▶ **Things to do**:
a. Answer these from the Max Noah biography:
(i) In which city was Noah born?
(ii) During which years did he serve as Comptroller of the United States Army?
(iii) What degree did he earn from Purdue University in 1958?
b. Transcribe the Max Noah biography, everything from "In 1958, Noah" down to "College in 1970.".
c. Go on with the Max Noah biography from its last sentence.

**** Source document

Max Wilbur Noah (February 19, 1932 – June 15, 2018) was a lieutenant general in the United States Army. He served as Comptroller of the United States Army from 1984 to 1988 and Commander of the United States Army Engineer School from 1980 to 1982.

Noah was born in Greensboro, North Carolina and raised in Georgia. He graduated from the Georgia Military College high school in 1948 and then studied engineering at Georgia Tech for a year before being appointed to the United States Military Academy. Noah graduated from West Point with a B.S. degree in 1953 and was commissioned in the Army Corps of Engineers. He served as a platoon leader with the 74th Engineer Battalion, 3rd Infantry Division in Korea.

In 1958, Noah earned an M.S.E. degree in electrical engineering from Purdue University. He then taught electrical engineering and nuclear physics at West Point until 1962. Noah graduated from the Command and General Staff College in 1965 and the Army War College in 1970.

********
**** Stored records

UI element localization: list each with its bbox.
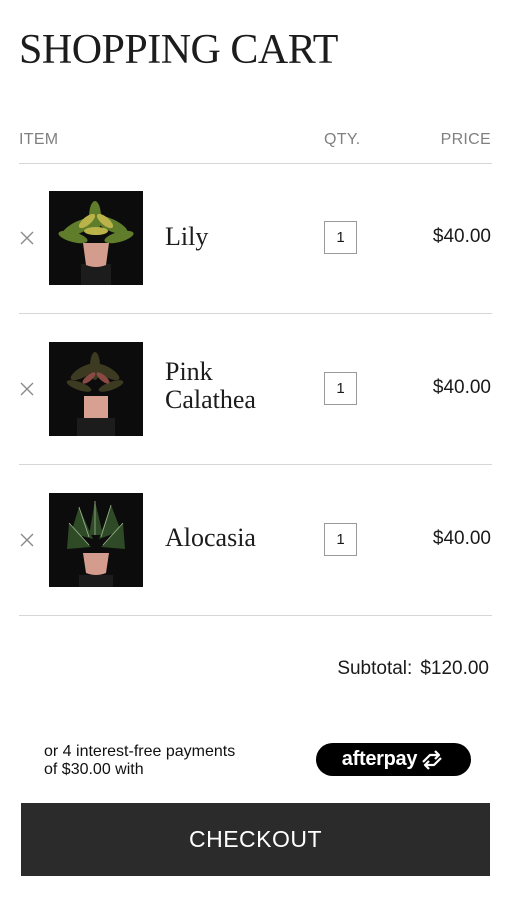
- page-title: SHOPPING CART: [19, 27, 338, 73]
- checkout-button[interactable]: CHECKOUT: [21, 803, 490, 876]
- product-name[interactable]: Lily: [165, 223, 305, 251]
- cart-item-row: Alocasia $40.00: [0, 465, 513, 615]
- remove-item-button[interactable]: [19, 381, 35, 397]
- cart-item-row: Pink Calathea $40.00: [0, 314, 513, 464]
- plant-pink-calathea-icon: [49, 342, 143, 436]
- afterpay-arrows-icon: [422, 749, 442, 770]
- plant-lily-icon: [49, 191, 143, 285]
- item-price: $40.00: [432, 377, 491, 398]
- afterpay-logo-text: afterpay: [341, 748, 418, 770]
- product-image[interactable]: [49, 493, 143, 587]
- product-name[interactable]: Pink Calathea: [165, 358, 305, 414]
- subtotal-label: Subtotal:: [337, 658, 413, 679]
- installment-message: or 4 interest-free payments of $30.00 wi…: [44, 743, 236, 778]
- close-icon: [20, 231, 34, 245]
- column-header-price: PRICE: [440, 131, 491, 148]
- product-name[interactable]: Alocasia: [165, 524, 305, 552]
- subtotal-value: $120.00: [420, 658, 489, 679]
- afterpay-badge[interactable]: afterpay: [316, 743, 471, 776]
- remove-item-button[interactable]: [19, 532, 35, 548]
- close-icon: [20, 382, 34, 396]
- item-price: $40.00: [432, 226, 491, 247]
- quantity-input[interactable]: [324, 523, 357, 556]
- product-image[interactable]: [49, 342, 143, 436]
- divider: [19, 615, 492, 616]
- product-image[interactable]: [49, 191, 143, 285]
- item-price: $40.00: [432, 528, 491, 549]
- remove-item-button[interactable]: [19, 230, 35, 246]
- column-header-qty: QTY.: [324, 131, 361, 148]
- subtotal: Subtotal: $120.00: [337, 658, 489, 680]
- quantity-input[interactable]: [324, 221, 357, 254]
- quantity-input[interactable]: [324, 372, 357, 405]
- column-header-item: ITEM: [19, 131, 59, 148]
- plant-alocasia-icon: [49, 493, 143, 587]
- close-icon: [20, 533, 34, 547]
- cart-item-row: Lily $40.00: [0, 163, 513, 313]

********

▶ **Answers to the problems**:
a.
(i) Greensboro, North Carolina
(ii) 1984 to 1988
(iii) An M.S.E. degree in electrical engineering

b.
In 1958, Noah earned an M.S.E. degree in electrical engineering from Purdue University. He then taught electrical engineering and nuclear physics at West Point until 1962. Noah graduated from the Command and General Staff College in 1965 and the Army War College in 1970.

c.
After retiring from the Army on June 30, 1988, Noah settled in Alexandria, Virginia. He died at Fort Belvoir, Virginia and was buried at the West Point Cemetery on September 27, 2018.

References

1932 births
2018 deaths
People from Greensboro, North Carolina
Georgia Tech alumni
United States Military Academy alumni
United States Army Corps of Engineers personnel
United States Army personnel of the Korean War
Purdue University College of Engineering alumni
United States Military Academy faculty
United States Army Command and General Staff College alumni
United States Army personnel of the Vietnam War
Recipients of the Air Medal
United States Army War College alumni
Recipients of the Meritorious Service Medal (United States)
Recipients of the Legion of Merit
United States Army generals
Recipients of the Distinguished Service Medal (US Army)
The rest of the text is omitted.